**What needs to be done**
In the listing below, find every line containing "this" and copy it out.

**Supplied records**
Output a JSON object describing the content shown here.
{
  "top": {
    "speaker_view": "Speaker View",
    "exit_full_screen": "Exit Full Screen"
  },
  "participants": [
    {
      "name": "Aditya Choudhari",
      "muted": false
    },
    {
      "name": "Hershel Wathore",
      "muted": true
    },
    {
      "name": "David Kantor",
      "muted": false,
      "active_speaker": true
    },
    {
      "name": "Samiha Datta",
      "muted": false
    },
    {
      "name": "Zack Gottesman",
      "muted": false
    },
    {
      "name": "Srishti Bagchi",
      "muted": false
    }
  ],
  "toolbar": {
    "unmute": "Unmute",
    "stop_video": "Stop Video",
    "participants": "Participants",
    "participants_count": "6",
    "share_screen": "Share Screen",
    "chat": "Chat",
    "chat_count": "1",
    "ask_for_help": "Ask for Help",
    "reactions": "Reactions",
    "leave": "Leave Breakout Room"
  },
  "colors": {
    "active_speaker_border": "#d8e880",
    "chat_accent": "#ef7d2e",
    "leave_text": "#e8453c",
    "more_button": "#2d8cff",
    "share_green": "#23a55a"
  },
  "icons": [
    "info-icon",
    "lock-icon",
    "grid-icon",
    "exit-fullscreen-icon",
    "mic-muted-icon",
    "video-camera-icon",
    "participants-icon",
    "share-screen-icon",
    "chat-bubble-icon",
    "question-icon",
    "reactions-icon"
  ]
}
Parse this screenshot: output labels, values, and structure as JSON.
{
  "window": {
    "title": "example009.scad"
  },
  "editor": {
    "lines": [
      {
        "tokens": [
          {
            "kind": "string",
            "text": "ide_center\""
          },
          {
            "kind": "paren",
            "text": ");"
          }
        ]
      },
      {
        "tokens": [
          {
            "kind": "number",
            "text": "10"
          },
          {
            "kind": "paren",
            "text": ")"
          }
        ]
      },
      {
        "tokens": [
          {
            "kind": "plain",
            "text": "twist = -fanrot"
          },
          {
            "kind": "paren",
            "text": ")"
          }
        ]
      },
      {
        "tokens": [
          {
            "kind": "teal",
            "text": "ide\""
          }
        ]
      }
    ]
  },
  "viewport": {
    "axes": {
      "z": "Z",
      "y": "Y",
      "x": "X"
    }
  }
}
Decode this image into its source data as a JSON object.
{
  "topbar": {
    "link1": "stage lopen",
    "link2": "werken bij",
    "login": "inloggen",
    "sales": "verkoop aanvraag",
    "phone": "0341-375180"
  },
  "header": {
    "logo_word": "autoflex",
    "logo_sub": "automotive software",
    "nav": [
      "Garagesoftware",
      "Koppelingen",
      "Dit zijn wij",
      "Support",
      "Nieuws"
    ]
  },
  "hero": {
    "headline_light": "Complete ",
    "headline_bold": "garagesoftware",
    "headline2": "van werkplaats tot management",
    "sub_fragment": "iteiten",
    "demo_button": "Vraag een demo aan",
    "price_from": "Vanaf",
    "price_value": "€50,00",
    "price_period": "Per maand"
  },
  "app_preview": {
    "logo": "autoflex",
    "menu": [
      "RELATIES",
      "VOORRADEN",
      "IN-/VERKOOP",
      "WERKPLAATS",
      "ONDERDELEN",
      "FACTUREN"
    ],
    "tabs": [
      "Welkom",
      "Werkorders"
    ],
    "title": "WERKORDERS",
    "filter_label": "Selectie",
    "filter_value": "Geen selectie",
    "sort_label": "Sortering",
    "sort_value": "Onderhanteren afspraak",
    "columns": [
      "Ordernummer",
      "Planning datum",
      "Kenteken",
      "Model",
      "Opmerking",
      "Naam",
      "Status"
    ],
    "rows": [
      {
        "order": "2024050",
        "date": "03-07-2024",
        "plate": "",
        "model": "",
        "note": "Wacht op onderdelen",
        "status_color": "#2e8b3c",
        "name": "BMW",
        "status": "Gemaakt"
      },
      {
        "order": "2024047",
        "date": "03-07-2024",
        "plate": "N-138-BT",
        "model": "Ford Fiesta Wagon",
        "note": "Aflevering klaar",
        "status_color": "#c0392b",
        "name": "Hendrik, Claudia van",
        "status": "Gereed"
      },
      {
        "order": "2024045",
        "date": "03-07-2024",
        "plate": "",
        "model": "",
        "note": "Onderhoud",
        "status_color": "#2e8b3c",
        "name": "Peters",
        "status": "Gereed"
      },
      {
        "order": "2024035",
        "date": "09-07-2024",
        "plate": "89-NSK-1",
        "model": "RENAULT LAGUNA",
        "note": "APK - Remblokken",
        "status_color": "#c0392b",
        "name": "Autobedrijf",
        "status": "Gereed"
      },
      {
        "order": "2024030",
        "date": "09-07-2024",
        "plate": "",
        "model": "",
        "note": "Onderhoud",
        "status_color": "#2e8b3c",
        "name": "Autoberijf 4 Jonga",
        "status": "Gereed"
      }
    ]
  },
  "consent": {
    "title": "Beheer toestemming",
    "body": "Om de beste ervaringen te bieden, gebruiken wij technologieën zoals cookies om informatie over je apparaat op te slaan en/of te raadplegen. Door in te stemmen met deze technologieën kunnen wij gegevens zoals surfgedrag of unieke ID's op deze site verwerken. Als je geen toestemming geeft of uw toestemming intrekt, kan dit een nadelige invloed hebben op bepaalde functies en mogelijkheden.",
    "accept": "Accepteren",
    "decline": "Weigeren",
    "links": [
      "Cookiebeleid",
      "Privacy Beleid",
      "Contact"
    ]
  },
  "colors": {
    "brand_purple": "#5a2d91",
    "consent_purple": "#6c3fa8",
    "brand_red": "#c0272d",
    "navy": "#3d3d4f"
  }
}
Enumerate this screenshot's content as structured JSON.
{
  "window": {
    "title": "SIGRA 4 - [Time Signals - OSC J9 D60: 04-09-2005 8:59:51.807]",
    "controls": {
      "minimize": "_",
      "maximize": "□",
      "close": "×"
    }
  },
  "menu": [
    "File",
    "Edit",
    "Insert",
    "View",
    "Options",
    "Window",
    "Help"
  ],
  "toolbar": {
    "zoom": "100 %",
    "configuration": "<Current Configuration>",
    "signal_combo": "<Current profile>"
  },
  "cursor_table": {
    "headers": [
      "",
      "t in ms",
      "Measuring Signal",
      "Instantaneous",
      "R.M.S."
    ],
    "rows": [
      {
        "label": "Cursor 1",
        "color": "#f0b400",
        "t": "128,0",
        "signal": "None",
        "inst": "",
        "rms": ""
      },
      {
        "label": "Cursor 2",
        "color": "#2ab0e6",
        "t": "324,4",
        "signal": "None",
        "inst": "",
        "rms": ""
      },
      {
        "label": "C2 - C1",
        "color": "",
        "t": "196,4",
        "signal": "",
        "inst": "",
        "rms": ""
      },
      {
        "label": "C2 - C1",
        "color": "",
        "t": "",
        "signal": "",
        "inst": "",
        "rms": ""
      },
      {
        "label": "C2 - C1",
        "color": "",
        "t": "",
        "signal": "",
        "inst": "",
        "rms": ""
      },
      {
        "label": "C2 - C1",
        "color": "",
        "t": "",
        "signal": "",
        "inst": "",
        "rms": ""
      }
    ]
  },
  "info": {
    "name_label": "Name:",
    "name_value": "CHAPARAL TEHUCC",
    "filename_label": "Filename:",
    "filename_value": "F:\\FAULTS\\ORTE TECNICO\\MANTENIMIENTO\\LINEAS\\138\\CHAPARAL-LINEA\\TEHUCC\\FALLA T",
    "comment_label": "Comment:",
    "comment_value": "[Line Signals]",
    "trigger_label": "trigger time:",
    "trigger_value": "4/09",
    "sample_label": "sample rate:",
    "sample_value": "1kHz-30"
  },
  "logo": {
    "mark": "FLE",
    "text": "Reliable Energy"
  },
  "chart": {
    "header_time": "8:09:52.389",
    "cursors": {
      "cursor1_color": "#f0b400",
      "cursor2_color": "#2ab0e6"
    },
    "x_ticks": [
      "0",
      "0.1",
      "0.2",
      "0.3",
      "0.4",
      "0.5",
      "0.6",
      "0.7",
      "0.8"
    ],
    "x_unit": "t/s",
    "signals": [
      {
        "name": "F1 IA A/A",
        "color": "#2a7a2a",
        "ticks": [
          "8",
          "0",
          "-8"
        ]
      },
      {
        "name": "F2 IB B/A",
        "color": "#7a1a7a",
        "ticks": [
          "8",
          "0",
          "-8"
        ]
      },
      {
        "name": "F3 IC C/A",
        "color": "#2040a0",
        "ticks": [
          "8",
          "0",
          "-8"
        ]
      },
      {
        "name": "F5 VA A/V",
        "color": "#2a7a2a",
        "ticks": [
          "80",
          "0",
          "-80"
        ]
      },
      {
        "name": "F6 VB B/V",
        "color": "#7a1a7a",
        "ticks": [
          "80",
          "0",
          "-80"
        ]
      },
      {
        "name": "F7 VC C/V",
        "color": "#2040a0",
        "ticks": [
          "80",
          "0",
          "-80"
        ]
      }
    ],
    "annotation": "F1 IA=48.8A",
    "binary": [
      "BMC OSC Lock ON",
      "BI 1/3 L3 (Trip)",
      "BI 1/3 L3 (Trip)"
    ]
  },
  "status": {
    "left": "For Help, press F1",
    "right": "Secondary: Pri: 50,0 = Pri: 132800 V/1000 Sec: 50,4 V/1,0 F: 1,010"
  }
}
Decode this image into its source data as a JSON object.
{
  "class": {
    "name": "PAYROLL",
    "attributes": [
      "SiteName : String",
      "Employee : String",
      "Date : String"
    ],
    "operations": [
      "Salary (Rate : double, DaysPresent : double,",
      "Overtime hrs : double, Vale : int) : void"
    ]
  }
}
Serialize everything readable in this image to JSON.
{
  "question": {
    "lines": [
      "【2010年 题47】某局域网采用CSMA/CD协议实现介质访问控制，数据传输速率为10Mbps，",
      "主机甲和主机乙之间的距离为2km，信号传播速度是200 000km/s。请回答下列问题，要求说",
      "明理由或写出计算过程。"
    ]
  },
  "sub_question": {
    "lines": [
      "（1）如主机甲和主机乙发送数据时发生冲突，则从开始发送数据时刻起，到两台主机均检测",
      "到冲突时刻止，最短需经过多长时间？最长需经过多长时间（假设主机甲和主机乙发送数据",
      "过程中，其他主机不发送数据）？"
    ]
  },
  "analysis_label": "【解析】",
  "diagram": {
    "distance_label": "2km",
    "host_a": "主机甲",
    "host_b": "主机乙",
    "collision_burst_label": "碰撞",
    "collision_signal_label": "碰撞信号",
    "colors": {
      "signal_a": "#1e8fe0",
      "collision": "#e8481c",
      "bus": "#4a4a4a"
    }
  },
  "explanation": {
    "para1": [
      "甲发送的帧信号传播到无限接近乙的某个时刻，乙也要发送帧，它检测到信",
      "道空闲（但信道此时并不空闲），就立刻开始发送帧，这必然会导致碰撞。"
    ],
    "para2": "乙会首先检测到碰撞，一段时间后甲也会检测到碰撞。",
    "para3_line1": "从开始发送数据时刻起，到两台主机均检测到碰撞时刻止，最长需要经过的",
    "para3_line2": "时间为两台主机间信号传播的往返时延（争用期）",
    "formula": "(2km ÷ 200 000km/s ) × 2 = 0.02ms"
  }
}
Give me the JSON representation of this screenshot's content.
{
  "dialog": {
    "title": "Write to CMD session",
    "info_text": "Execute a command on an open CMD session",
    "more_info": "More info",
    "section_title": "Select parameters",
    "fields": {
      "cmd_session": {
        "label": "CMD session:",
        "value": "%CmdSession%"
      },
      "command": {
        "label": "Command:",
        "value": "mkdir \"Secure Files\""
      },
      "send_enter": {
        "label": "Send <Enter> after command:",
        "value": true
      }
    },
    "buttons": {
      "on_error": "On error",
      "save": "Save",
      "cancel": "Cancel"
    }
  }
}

**Response to the task**
Parse this screenshot: output labels, values, and structure as JSON.
Decode this image into its source data as a JSON object.
Enumerate this screenshot's content as structured JSON.
Decode this image into its source data as a JSON object.
Serialize everything readable in this image to JSON.
Give me the JSON representation of this screenshot's content.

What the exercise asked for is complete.